EXTRACTED DATA:

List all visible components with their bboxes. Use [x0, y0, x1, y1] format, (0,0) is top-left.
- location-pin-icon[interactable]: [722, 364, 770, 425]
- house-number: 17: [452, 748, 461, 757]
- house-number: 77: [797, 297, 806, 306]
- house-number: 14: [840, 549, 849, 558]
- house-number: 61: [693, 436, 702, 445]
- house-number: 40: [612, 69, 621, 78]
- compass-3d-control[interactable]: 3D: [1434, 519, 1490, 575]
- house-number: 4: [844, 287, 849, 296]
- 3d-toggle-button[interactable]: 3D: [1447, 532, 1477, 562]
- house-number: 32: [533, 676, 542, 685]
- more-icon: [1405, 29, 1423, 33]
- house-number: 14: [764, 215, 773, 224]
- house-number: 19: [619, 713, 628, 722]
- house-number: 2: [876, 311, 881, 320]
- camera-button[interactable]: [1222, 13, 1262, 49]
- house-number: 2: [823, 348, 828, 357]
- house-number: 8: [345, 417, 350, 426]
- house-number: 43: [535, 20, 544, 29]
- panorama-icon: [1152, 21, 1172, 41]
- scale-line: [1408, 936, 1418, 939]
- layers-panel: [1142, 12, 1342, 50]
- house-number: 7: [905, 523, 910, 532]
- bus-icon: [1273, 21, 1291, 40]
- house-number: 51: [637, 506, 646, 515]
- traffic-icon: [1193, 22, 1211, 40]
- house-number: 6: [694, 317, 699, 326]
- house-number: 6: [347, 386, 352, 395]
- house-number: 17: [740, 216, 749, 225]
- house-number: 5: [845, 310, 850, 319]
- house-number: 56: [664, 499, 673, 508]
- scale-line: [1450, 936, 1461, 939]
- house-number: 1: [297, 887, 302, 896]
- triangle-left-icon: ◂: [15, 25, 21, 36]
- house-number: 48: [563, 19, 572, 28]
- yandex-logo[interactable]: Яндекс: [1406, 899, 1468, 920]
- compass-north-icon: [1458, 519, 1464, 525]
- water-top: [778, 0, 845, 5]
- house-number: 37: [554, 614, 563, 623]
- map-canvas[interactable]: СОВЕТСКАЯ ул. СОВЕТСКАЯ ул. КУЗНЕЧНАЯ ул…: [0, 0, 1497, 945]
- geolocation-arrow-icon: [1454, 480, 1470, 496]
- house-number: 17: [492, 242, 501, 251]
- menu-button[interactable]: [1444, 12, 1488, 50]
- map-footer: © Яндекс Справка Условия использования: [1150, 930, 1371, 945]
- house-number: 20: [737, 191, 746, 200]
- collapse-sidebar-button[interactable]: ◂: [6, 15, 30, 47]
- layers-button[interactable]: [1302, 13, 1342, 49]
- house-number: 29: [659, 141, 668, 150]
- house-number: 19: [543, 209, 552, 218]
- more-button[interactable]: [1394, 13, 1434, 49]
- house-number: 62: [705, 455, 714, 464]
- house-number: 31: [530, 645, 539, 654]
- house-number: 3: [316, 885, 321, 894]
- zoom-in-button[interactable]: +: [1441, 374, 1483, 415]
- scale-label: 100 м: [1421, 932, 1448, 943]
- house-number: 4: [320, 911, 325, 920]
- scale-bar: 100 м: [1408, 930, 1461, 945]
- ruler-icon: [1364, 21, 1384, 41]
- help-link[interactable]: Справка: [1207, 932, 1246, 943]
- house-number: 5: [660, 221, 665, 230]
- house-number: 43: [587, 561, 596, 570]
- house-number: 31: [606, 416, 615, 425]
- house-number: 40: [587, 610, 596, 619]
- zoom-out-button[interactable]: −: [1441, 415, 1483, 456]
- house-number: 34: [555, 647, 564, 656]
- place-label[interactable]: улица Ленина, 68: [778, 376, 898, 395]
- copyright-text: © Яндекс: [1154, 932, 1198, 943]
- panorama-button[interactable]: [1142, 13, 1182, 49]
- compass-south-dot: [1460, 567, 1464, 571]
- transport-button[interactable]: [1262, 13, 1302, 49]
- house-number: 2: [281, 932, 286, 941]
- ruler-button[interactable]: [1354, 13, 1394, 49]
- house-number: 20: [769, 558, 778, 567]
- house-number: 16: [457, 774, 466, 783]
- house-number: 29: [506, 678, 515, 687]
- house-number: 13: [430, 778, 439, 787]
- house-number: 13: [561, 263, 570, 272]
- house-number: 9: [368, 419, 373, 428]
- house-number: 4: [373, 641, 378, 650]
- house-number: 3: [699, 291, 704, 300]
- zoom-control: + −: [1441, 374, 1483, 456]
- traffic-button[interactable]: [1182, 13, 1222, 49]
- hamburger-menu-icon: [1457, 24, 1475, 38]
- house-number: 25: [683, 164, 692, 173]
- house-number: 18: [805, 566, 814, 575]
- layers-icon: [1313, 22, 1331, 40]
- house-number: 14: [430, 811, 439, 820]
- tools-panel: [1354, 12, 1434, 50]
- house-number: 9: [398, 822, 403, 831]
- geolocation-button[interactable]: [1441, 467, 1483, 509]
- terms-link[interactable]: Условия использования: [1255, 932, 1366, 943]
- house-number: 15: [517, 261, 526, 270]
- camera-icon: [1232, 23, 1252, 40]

REQUIRED TASK: Could you print all of the rows above again, line for line, with every character unchanged?

WRITTEN RESPONSE:
List all visible components with their bboxes. Use [x0, y0, x1, y1] format, (0,0) is top-left.
- location-pin-icon[interactable]: [722, 364, 770, 425]
- house-number: 17: [452, 748, 461, 757]
- house-number: 77: [797, 297, 806, 306]
- house-number: 14: [840, 549, 849, 558]
- house-number: 61: [693, 436, 702, 445]
- house-number: 40: [612, 69, 621, 78]
- compass-3d-control[interactable]: 3D: [1434, 519, 1490, 575]
- house-number: 4: [844, 287, 849, 296]
- 3d-toggle-button[interactable]: 3D: [1447, 532, 1477, 562]
- house-number: 32: [533, 676, 542, 685]
- more-icon: [1405, 29, 1423, 33]
- house-number: 14: [764, 215, 773, 224]
- house-number: 19: [619, 713, 628, 722]
- house-number: 2: [876, 311, 881, 320]
- camera-button[interactable]: [1222, 13, 1262, 49]
- house-number: 2: [823, 348, 828, 357]
- house-number: 8: [345, 417, 350, 426]
- house-number: 43: [535, 20, 544, 29]
- panorama-icon: [1152, 21, 1172, 41]
- scale-line: [1408, 936, 1418, 939]
- layers-panel: [1142, 12, 1342, 50]
- house-number: 7: [905, 523, 910, 532]
- bus-icon: [1273, 21, 1291, 40]
- house-number: 51: [637, 506, 646, 515]
- traffic-icon: [1193, 22, 1211, 40]
- house-number: 6: [694, 317, 699, 326]
- house-number: 6: [347, 386, 352, 395]
- house-number: 17: [740, 216, 749, 225]
- house-number: 5: [845, 310, 850, 319]
- house-number: 56: [664, 499, 673, 508]
- scale-line: [1450, 936, 1461, 939]
- house-number: 1: [297, 887, 302, 896]
- triangle-left-icon: ◂: [15, 25, 21, 36]
- house-number: 48: [563, 19, 572, 28]
- yandex-logo[interactable]: Яндекс: [1406, 899, 1468, 920]
- compass-north-icon: [1458, 519, 1464, 525]
- water-top: [778, 0, 845, 5]
- house-number: 37: [554, 614, 563, 623]
- map-canvas[interactable]: СОВЕТСКАЯ ул. СОВЕТСКАЯ ул. КУЗНЕЧНАЯ ул…: [0, 0, 1497, 945]
- geolocation-arrow-icon: [1454, 480, 1470, 496]
- house-number: 17: [492, 242, 501, 251]
- menu-button[interactable]: [1444, 12, 1488, 50]
- map-footer: © Яндекс Справка Условия использования: [1150, 930, 1371, 945]
- house-number: 20: [737, 191, 746, 200]
- collapse-sidebar-button[interactable]: ◂: [6, 15, 30, 47]
- layers-button[interactable]: [1302, 13, 1342, 49]
- house-number: 29: [659, 141, 668, 150]
- house-number: 19: [543, 209, 552, 218]
- more-button[interactable]: [1394, 13, 1434, 49]
- house-number: 62: [705, 455, 714, 464]
- house-number: 31: [530, 645, 539, 654]
- house-number: 3: [316, 885, 321, 894]
- zoom-in-button[interactable]: +: [1441, 374, 1483, 415]
- scale-label: 100 м: [1421, 932, 1448, 943]
- house-number: 4: [320, 911, 325, 920]
- scale-bar: 100 м: [1408, 930, 1461, 945]
- ruler-icon: [1364, 21, 1384, 41]
- help-link[interactable]: Справка: [1207, 932, 1246, 943]
- house-number: 5: [660, 221, 665, 230]
- house-number: 43: [587, 561, 596, 570]
- house-number: 31: [606, 416, 615, 425]
- house-number: 40: [587, 610, 596, 619]
- zoom-out-button[interactable]: −: [1441, 415, 1483, 456]
- house-number: 34: [555, 647, 564, 656]
- place-label[interactable]: улица Ленина, 68: [778, 376, 898, 395]
- copyright-text: © Яндекс: [1154, 932, 1198, 943]
- panorama-button[interactable]: [1142, 13, 1182, 49]
- compass-south-dot: [1460, 567, 1464, 571]
- transport-button[interactable]: [1262, 13, 1302, 49]
- house-number: 2: [281, 932, 286, 941]
- ruler-button[interactable]: [1354, 13, 1394, 49]
- house-number: 20: [769, 558, 778, 567]
- house-number: 16: [457, 774, 466, 783]
- house-number: 29: [506, 678, 515, 687]
- house-number: 13: [430, 778, 439, 787]
- house-number: 13: [561, 263, 570, 272]
- house-number: 9: [368, 419, 373, 428]
- house-number: 4: [373, 641, 378, 650]
- house-number: 3: [699, 291, 704, 300]
- zoom-control: + −: [1441, 374, 1483, 456]
- traffic-button[interactable]: [1182, 13, 1222, 49]
- hamburger-menu-icon: [1457, 24, 1475, 38]
- house-number: 25: [683, 164, 692, 173]
- house-number: 18: [805, 566, 814, 575]
- layers-icon: [1313, 22, 1331, 40]
- house-number: 14: [430, 811, 439, 820]
- tools-panel: [1354, 12, 1434, 50]
- house-number: 9: [398, 822, 403, 831]
- geolocation-button[interactable]: [1441, 467, 1483, 509]
- terms-link[interactable]: Условия использования: [1255, 932, 1366, 943]
- house-number: 15: [517, 261, 526, 270]
- camera-icon: [1232, 23, 1252, 40]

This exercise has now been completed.